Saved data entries
※ ※ ※

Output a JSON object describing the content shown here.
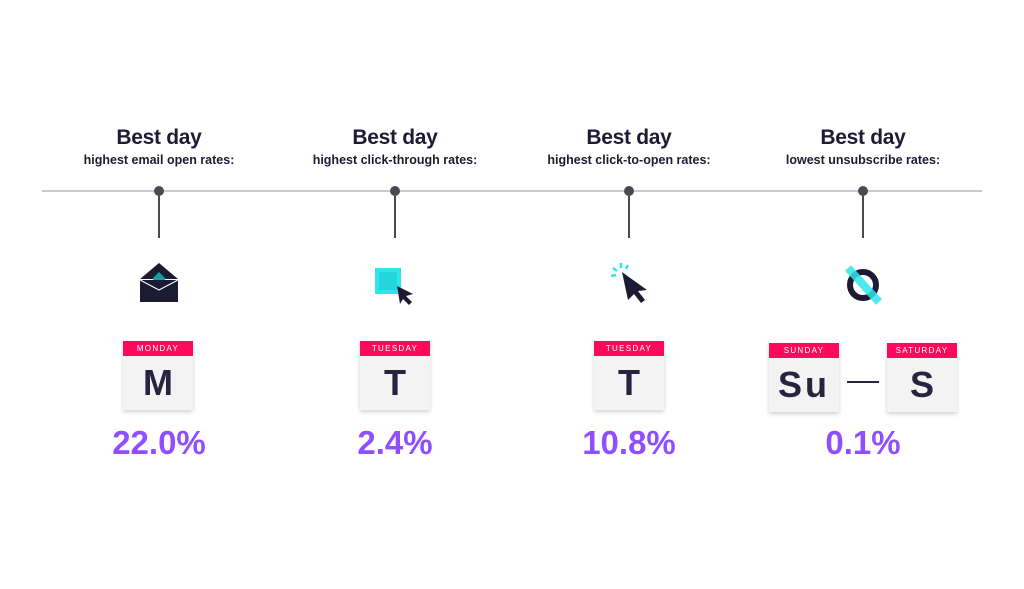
{
  "columns": [
    {
      "title": "Best day",
      "subtitle": "highest email open rates:",
      "icon": "open-envelope-icon",
      "calendars": [
        {
          "day": "MONDAY",
          "letter": "M"
        }
      ],
      "value": "22.0%"
    },
    {
      "title": "Best day",
      "subtitle": "highest click-through rates:",
      "icon": "click-square-cursor-icon",
      "calendars": [
        {
          "day": "TUESDAY",
          "letter": "T"
        }
      ],
      "value": "2.4%"
    },
    {
      "title": "Best day",
      "subtitle": "highest click-to-open rates:",
      "icon": "clicking-cursor-icon",
      "calendars": [
        {
          "day": "TUESDAY",
          "letter": "T"
        }
      ],
      "value": "10.8%"
    },
    {
      "title": "Best day",
      "subtitle": "lowest unsubscribe rates:",
      "icon": "unsubscribe-circle-icon",
      "calendars": [
        {
          "day": "SUNDAY",
          "letter": "Su"
        },
        {
          "day": "SATURDAY",
          "letter": "S"
        }
      ],
      "value": "0.1%"
    }
  ],
  "colors": {
    "accent": "#8f4fff",
    "calendar_header": "#ff0a5a",
    "cyan": "#2ee6ea",
    "dark": "#1c1b33"
  }
}
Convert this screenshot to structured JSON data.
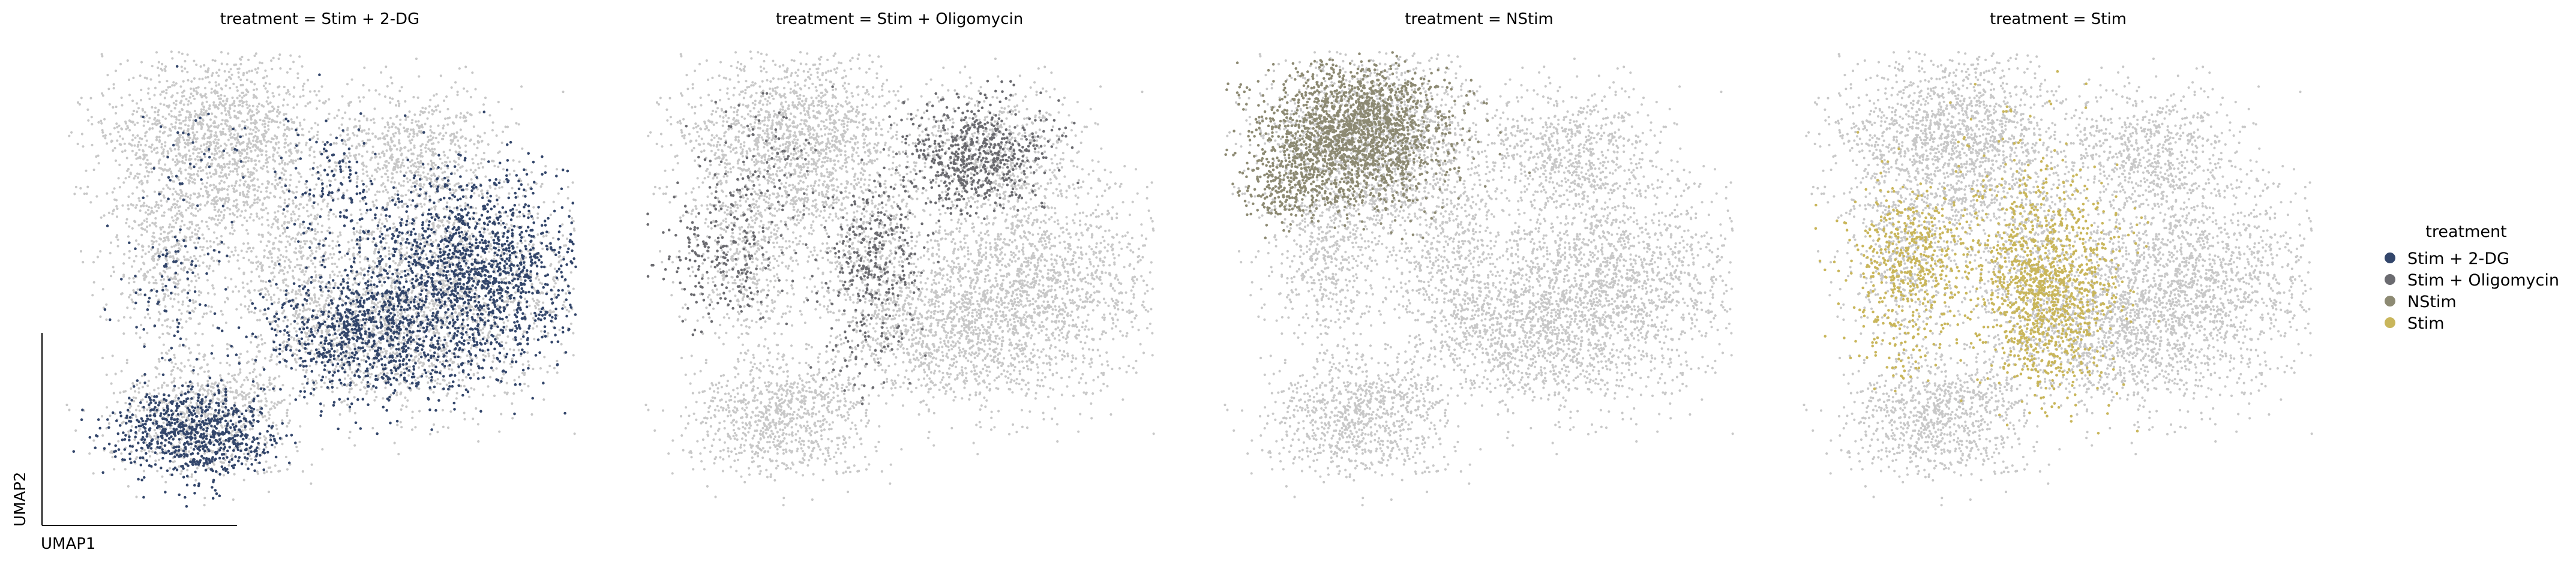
{
  "chart_data": {
    "type": "scatter",
    "subtype": "umap-embedding",
    "xlabel": "UMAP1",
    "ylabel": "UMAP2",
    "ticks": false,
    "grid": false,
    "background_color": "#c8c8c8",
    "legend": {
      "title": "treatment",
      "placement": "right",
      "entries": [
        {
          "label": "Stim + 2-DG",
          "color": "#33466b"
        },
        {
          "label": "Stim + Oligomycin",
          "color": "#6b6b70"
        },
        {
          "label": "NStim",
          "color": "#8d8a73"
        },
        {
          "label": "Stim",
          "color": "#c9b65b"
        }
      ]
    },
    "panels": [
      {
        "title": "treatment = Stim + 2-DG",
        "highlight": "Stim + 2-DG",
        "color": "#33466b",
        "regions": [
          {
            "cx": 0.8,
            "cy": 0.48,
            "sx": 0.11,
            "sy": 0.11,
            "n": 1400
          },
          {
            "cx": 0.6,
            "cy": 0.62,
            "sx": 0.1,
            "sy": 0.08,
            "n": 900
          },
          {
            "cx": 0.25,
            "cy": 0.84,
            "sx": 0.08,
            "sy": 0.05,
            "n": 750
          },
          {
            "cx": 0.52,
            "cy": 0.28,
            "sx": 0.05,
            "sy": 0.08,
            "n": 120
          },
          {
            "cx": 0.2,
            "cy": 0.5,
            "sx": 0.05,
            "sy": 0.1,
            "n": 100
          },
          {
            "cx": 0.28,
            "cy": 0.22,
            "sx": 0.07,
            "sy": 0.07,
            "n": 35
          }
        ]
      },
      {
        "title": "treatment = Stim + Oligomycin",
        "highlight": "Stim + Oligomycin",
        "color": "#6b6b70",
        "regions": [
          {
            "cx": 0.65,
            "cy": 0.23,
            "sx": 0.07,
            "sy": 0.06,
            "n": 600
          },
          {
            "cx": 0.45,
            "cy": 0.45,
            "sx": 0.05,
            "sy": 0.07,
            "n": 260
          },
          {
            "cx": 0.15,
            "cy": 0.46,
            "sx": 0.06,
            "sy": 0.07,
            "n": 220
          },
          {
            "cx": 0.23,
            "cy": 0.24,
            "sx": 0.07,
            "sy": 0.07,
            "n": 90
          },
          {
            "cx": 0.45,
            "cy": 0.65,
            "sx": 0.05,
            "sy": 0.05,
            "n": 60
          }
        ]
      },
      {
        "title": "treatment = NStim",
        "highlight": "NStim",
        "color": "#8d8a73",
        "regions": [
          {
            "cx": 0.26,
            "cy": 0.18,
            "sx": 0.09,
            "sy": 0.08,
            "n": 1800
          },
          {
            "cx": 0.13,
            "cy": 0.28,
            "sx": 0.05,
            "sy": 0.05,
            "n": 300
          }
        ]
      },
      {
        "title": "treatment = Stim",
        "highlight": "Stim",
        "color": "#c9b65b",
        "regions": [
          {
            "cx": 0.48,
            "cy": 0.52,
            "sx": 0.07,
            "sy": 0.11,
            "n": 1200
          },
          {
            "cx": 0.21,
            "cy": 0.46,
            "sx": 0.06,
            "sy": 0.08,
            "n": 500
          },
          {
            "cx": 0.4,
            "cy": 0.3,
            "sx": 0.07,
            "sy": 0.1,
            "n": 90
          },
          {
            "cx": 0.18,
            "cy": 0.64,
            "sx": 0.05,
            "sy": 0.06,
            "n": 60
          }
        ]
      }
    ],
    "background_shape": [
      {
        "cx": 0.3,
        "cy": 0.2,
        "sx": 0.11,
        "sy": 0.1,
        "n": 1700
      },
      {
        "cx": 0.68,
        "cy": 0.22,
        "sx": 0.08,
        "sy": 0.07,
        "n": 600
      },
      {
        "cx": 0.76,
        "cy": 0.5,
        "sx": 0.13,
        "sy": 0.12,
        "n": 1800
      },
      {
        "cx": 0.58,
        "cy": 0.62,
        "sx": 0.1,
        "sy": 0.08,
        "n": 900
      },
      {
        "cx": 0.2,
        "cy": 0.46,
        "sx": 0.06,
        "sy": 0.09,
        "n": 500
      },
      {
        "cx": 0.27,
        "cy": 0.8,
        "sx": 0.09,
        "sy": 0.07,
        "n": 900
      },
      {
        "cx": 0.45,
        "cy": 0.45,
        "sx": 0.06,
        "sy": 0.09,
        "n": 400
      }
    ]
  }
}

※ ※ ※

#### REQUIREMENTS
In the copy, include no pictures; restate the listing above exactly.

#### RESPONSE TO THIS TASK
Output a JSON object describing the content shown here.
{
  "columns": [
    {
      "title": "Best day",
      "subtitle": "highest email open rates:",
      "icon": "open-envelope-icon",
      "calendars": [
        {
          "day": "MONDAY",
          "letter": "M"
        }
      ],
      "value": "22.0%"
    },
    {
      "title": "Best day",
      "subtitle": "highest click-through rates:",
      "icon": "click-square-cursor-icon",
      "calendars": [
        {
          "day": "TUESDAY",
          "letter": "T"
        }
      ],
      "value": "2.4%"
    },
    {
      "title": "Best day",
      "subtitle": "highest click-to-open rates:",
      "icon": "clicking-cursor-icon",
      "calendars": [
        {
          "day": "TUESDAY",
          "letter": "T"
        }
      ],
      "value": "10.8%"
    },
    {
      "title": "Best day",
      "subtitle": "lowest unsubscribe rates:",
      "icon": "unsubscribe-circle-icon",
      "calendars": [
        {
          "day": "SUNDAY",
          "letter": "Su"
        },
        {
          "day": "SATURDAY",
          "letter": "S"
        }
      ],
      "value": "0.1%"
    }
  ],
  "colors": {
    "accent": "#8f4fff",
    "calendar_header": "#ff0a5a",
    "cyan": "#2ee6ea",
    "dark": "#1c1b33"
  }
}
Convert this screenshot to structured JSON data.
{
  "chart_data": {
    "type": "scatter",
    "subtype": "umap-embedding",
    "xlabel": "UMAP1",
    "ylabel": "UMAP2",
    "ticks": false,
    "grid": false,
    "background_color": "#c8c8c8",
    "legend": {
      "title": "treatment",
      "placement": "right",
      "entries": [
        {
          "label": "Stim + 2-DG",
          "color": "#33466b"
        },
        {
          "label": "Stim + Oligomycin",
          "color": "#6b6b70"
        },
        {
          "label": "NStim",
          "color": "#8d8a73"
        },
        {
          "label": "Stim",
          "color": "#c9b65b"
        }
      ]
    },
    "panels": [
      {
        "title": "treatment = Stim + 2-DG",
        "highlight": "Stim + 2-DG",
        "color": "#33466b",
        "regions": [
          {
            "cx": 0.8,
            "cy": 0.48,
            "sx": 0.11,
            "sy": 0.11,
            "n": 1400
          },
          {
            "cx": 0.6,
            "cy": 0.62,
            "sx": 0.1,
            "sy": 0.08,
            "n": 900
          },
          {
            "cx": 0.25,
            "cy": 0.84,
            "sx": 0.08,
            "sy": 0.05,
            "n": 750
          },
          {
            "cx": 0.52,
            "cy": 0.28,
            "sx": 0.05,
            "sy": 0.08,
            "n": 120
          },
          {
            "cx": 0.2,
            "cy": 0.5,
            "sx": 0.05,
            "sy": 0.1,
            "n": 100
          },
          {
            "cx": 0.28,
            "cy": 0.22,
            "sx": 0.07,
            "sy": 0.07,
            "n": 35
          }
        ]
      },
      {
        "title": "treatment = Stim + Oligomycin",
        "highlight": "Stim + Oligomycin",
        "color": "#6b6b70",
        "regions": [
          {
            "cx": 0.65,
            "cy": 0.23,
            "sx": 0.07,
            "sy": 0.06,
            "n": 600
          },
          {
            "cx": 0.45,
            "cy": 0.45,
            "sx": 0.05,
            "sy": 0.07,
            "n": 260
          },
          {
            "cx": 0.15,
            "cy": 0.46,
            "sx": 0.06,
            "sy": 0.07,
            "n": 220
          },
          {
            "cx": 0.23,
            "cy": 0.24,
            "sx": 0.07,
            "sy": 0.07,
            "n": 90
          },
          {
            "cx": 0.45,
            "cy": 0.65,
            "sx": 0.05,
            "sy": 0.05,
            "n": 60
          }
        ]
      },
      {
        "title": "treatment = NStim",
        "highlight": "NStim",
        "color": "#8d8a73",
        "regions": [
          {
            "cx": 0.26,
            "cy": 0.18,
            "sx": 0.09,
            "sy": 0.08,
            "n": 1800
          },
          {
            "cx": 0.13,
            "cy": 0.28,
            "sx": 0.05,
            "sy": 0.05,
            "n": 300
          }
        ]
      },
      {
        "title": "treatment = Stim",
        "highlight": "Stim",
        "color": "#c9b65b",
        "regions": [
          {
            "cx": 0.48,
            "cy": 0.52,
            "sx": 0.07,
            "sy": 0.11,
            "n": 1200
          },
          {
            "cx": 0.21,
            "cy": 0.46,
            "sx": 0.06,
            "sy": 0.08,
            "n": 500
          },
          {
            "cx": 0.4,
            "cy": 0.3,
            "sx": 0.07,
            "sy": 0.1,
            "n": 90
          },
          {
            "cx": 0.18,
            "cy": 0.64,
            "sx": 0.05,
            "sy": 0.06,
            "n": 60
          }
        ]
      }
    ],
    "background_shape": [
      {
        "cx": 0.3,
        "cy": 0.2,
        "sx": 0.11,
        "sy": 0.1,
        "n": 1700
      },
      {
        "cx": 0.68,
        "cy": 0.22,
        "sx": 0.08,
        "sy": 0.07,
        "n": 600
      },
      {
        "cx": 0.76,
        "cy": 0.5,
        "sx": 0.13,
        "sy": 0.12,
        "n": 1800
      },
      {
        "cx": 0.58,
        "cy": 0.62,
        "sx": 0.1,
        "sy": 0.08,
        "n": 900
      },
      {
        "cx": 0.2,
        "cy": 0.46,
        "sx": 0.06,
        "sy": 0.09,
        "n": 500
      },
      {
        "cx": 0.27,
        "cy": 0.8,
        "sx": 0.09,
        "sy": 0.07,
        "n": 900
      },
      {
        "cx": 0.45,
        "cy": 0.45,
        "sx": 0.06,
        "sy": 0.09,
        "n": 400
      }
    ]
  }
}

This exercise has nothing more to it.